• [Work task]: In the material below, print every line exactly and omit the pictures.

• [Data excerpts]:
☆ ☆ ☆ ☆ ☆ ☆ ☆
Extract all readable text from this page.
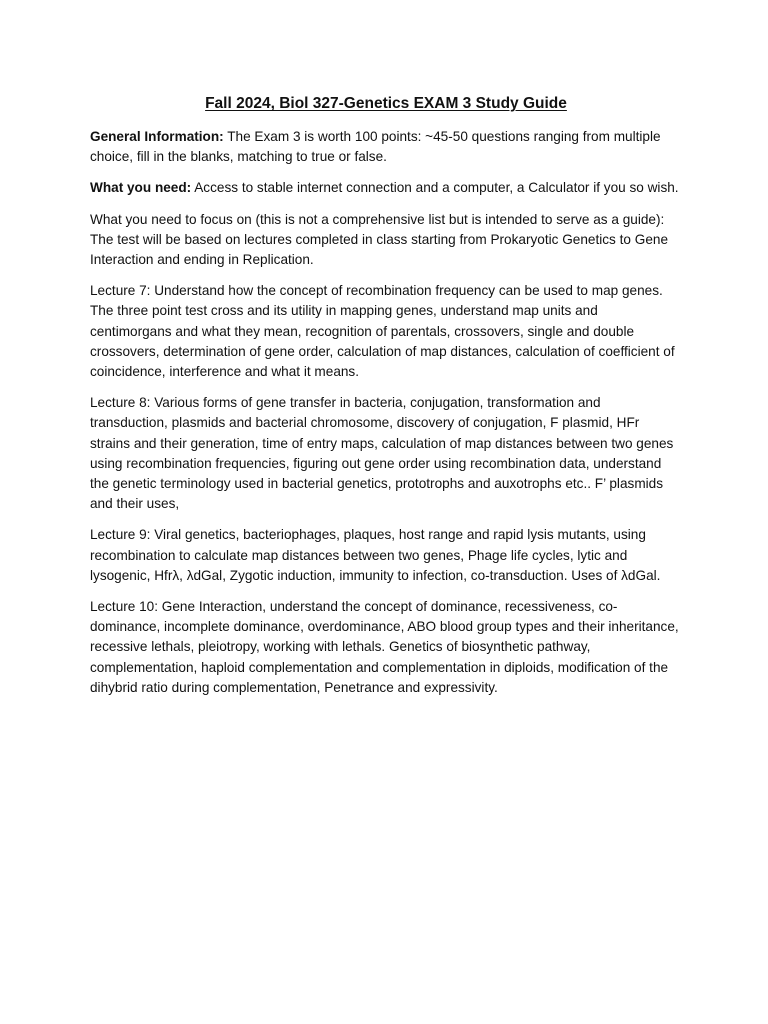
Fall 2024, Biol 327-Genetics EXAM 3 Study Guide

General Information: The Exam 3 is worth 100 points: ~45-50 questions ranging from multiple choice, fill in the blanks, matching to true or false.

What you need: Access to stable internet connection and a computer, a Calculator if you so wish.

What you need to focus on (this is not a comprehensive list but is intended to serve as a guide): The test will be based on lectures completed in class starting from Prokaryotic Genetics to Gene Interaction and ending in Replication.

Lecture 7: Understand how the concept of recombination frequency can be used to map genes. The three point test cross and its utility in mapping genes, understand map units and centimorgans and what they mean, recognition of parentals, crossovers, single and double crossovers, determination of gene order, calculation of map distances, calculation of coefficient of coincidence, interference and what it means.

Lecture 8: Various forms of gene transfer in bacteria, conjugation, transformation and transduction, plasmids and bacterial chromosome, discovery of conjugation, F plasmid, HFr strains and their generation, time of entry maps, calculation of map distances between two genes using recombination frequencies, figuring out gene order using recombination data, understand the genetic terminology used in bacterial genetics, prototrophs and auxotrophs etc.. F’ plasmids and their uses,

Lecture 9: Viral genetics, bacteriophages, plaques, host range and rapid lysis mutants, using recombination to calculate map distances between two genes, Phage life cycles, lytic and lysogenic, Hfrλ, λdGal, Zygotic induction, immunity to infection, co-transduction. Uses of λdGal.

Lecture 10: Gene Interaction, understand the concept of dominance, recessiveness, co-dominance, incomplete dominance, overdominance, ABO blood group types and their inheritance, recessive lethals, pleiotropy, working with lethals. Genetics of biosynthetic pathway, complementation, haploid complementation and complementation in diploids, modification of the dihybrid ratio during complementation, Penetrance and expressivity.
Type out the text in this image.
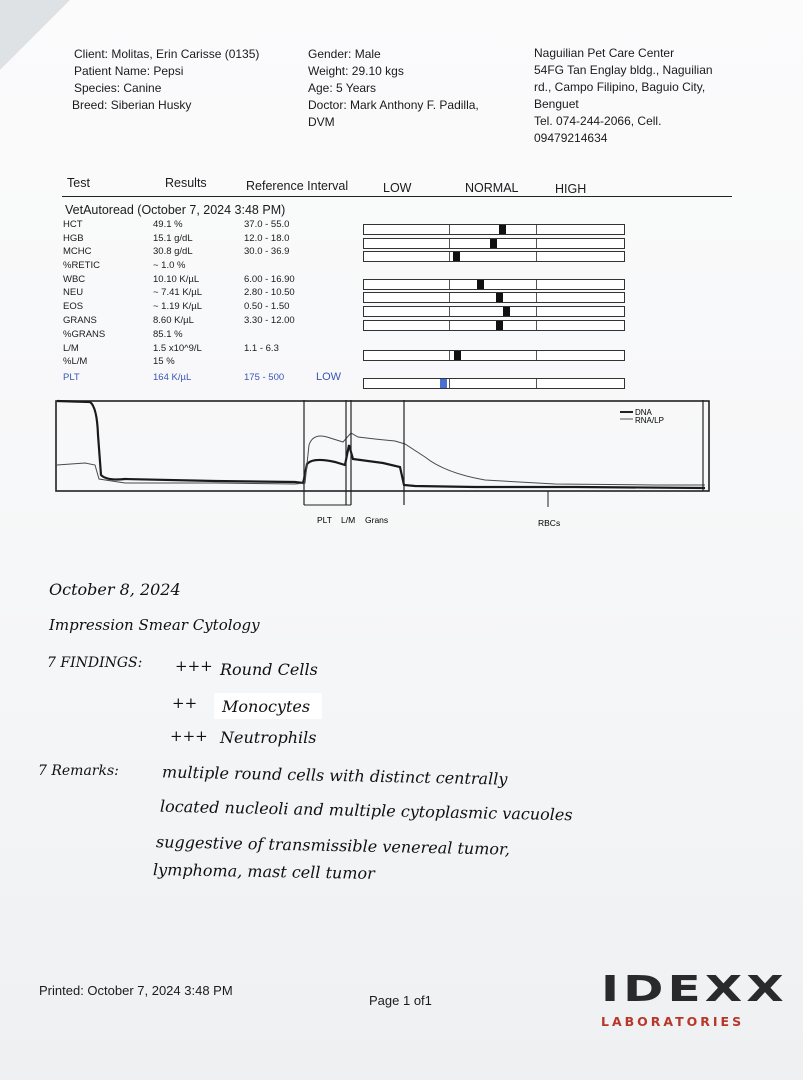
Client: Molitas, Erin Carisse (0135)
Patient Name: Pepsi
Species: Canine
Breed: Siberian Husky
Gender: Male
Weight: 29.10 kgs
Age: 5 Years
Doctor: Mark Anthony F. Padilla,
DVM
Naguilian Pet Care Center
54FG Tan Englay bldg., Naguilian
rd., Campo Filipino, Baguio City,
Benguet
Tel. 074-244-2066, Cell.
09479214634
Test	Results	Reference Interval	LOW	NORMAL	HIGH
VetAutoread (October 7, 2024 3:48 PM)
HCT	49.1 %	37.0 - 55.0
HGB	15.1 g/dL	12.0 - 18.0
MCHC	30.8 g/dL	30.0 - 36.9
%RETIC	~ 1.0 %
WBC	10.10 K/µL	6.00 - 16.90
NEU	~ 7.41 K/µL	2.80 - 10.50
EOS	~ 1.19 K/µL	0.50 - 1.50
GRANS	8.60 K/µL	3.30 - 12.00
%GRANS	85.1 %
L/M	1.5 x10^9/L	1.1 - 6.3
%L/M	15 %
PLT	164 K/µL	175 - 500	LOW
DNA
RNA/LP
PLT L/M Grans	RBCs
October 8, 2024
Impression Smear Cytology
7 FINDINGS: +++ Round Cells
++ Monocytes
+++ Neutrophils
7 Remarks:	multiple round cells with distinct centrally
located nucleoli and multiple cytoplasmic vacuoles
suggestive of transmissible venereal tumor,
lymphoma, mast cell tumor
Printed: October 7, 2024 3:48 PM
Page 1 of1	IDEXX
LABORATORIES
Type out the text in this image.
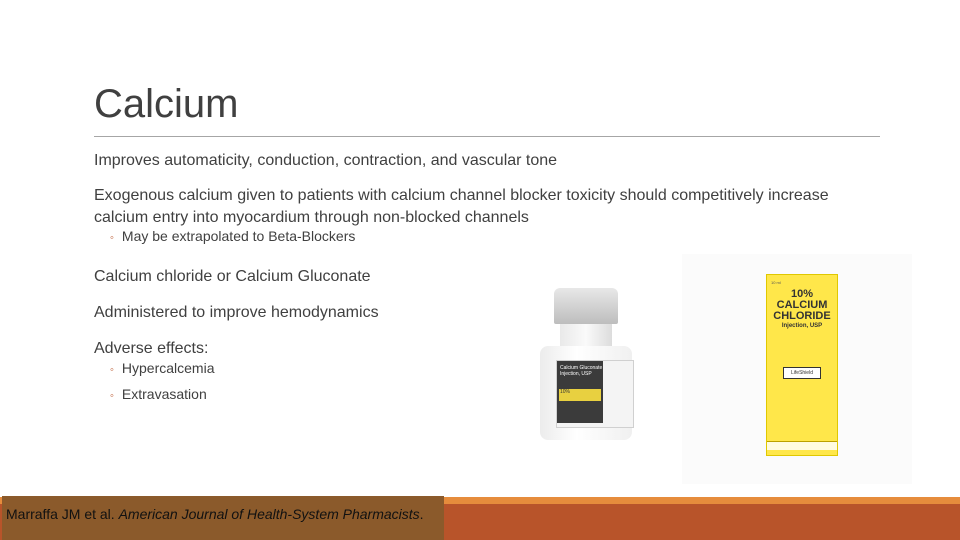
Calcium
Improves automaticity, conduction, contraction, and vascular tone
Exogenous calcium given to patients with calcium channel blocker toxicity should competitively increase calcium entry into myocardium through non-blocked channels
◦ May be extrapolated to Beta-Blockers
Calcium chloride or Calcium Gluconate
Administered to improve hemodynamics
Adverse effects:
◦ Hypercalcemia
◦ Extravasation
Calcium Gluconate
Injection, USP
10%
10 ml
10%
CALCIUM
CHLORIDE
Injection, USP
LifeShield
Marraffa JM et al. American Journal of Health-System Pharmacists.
☆ ☆ ☆ ☆ ☆ ☆ ☆
• [Task response]:
Extract all readable text from this page.
Fall 2024, Biol 327-Genetics EXAM 3 Study Guide

General Information: The Exam 3 is worth 100 points: ~45-50 questions ranging from multiple choice, fill in the blanks, matching to true or false.

What you need: Access to stable internet connection and a computer, a Calculator if you so wish.

What you need to focus on (this is not a comprehensive list but is intended to serve as a guide): The test will be based on lectures completed in class starting from Prokaryotic Genetics to Gene Interaction and ending in Replication.

Lecture 7: Understand how the concept of recombination frequency can be used to map genes. The three point test cross and its utility in mapping genes, understand map units and centimorgans and what they mean, recognition of parentals, crossovers, single and double crossovers, determination of gene order, calculation of map distances, calculation of coefficient of coincidence, interference and what it means.

Lecture 8: Various forms of gene transfer in bacteria, conjugation, transformation and transduction, plasmids and bacterial chromosome, discovery of conjugation, F plasmid, HFr strains and their generation, time of entry maps, calculation of map distances between two genes using recombination frequencies, figuring out gene order using recombination data, understand the genetic terminology used in bacterial genetics, prototrophs and auxotrophs etc.. F’ plasmids and their uses,

Lecture 9: Viral genetics, bacteriophages, plaques, host range and rapid lysis mutants, using recombination to calculate map distances between two genes, Phage life cycles, lytic and lysogenic, Hfrλ, λdGal, Zygotic induction, immunity to infection, co-transduction. Uses of λdGal.

Lecture 10: Gene Interaction, understand the concept of dominance, recessiveness, co-dominance, incomplete dominance, overdominance, ABO blood group types and their inheritance, recessive lethals, pleiotropy, working with lethals. Genetics of biosynthetic pathway, complementation, haploid complementation and complementation in diploids, modification of the dihybrid ratio during complementation, Penetrance and expressivity.
Type out the text in this image.
Client: Molitas, Erin Carisse (0135)
Patient Name: Pepsi
Species: Canine
Breed: Siberian Husky
Gender: Male
Weight: 29.10 kgs
Age: 5 Years
Doctor: Mark Anthony F. Padilla,
DVM
Naguilian Pet Care Center
54FG Tan Englay bldg., Naguilian
rd., Campo Filipino, Baguio City,
Benguet
Tel. 074-244-2066, Cell.
09479214634
Test	Results	Reference Interval	LOW	NORMAL	HIGH
VetAutoread (October 7, 2024 3:48 PM)
HCT	49.1 %	37.0 - 55.0
HGB	15.1 g/dL	12.0 - 18.0
MCHC	30.8 g/dL	30.0 - 36.9
%RETIC	~ 1.0 %
WBC	10.10 K/µL	6.00 - 16.90
NEU	~ 7.41 K/µL	2.80 - 10.50
EOS	~ 1.19 K/µL	0.50 - 1.50
GRANS	8.60 K/µL	3.30 - 12.00
%GRANS	85.1 %
L/M	1.5 x10^9/L	1.1 - 6.3
%L/M	15 %
PLT	164 K/µL	175 - 500	LOW
DNA
RNA/LP
PLT L/M Grans	RBCs
October 8, 2024
Impression Smear Cytology
7 FINDINGS: +++ Round Cells
++ Monocytes
+++ Neutrophils
7 Remarks:	multiple round cells with distinct centrally
located nucleoli and multiple cytoplasmic vacuoles
suggestive of transmissible venereal tumor,
lymphoma, mast cell tumor
Printed: October 7, 2024 3:48 PM
Page 1 of1	IDEXX
LABORATORIES
Type out the text in this image.
Calcium
Improves automaticity, conduction, contraction, and vascular tone
Exogenous calcium given to patients with calcium channel blocker toxicity should competitively increase calcium entry into myocardium through non-blocked channels
◦ May be extrapolated to Beta-Blockers
Calcium chloride or Calcium Gluconate
Administered to improve hemodynamics
Adverse effects:
◦ Hypercalcemia
◦ Extravasation
Calcium Gluconate
Injection, USP
10%
10 ml
10%
CALCIUM
CHLORIDE
Injection, USP
LifeShield
Marraffa JM et al. American Journal of Health-System Pharmacists.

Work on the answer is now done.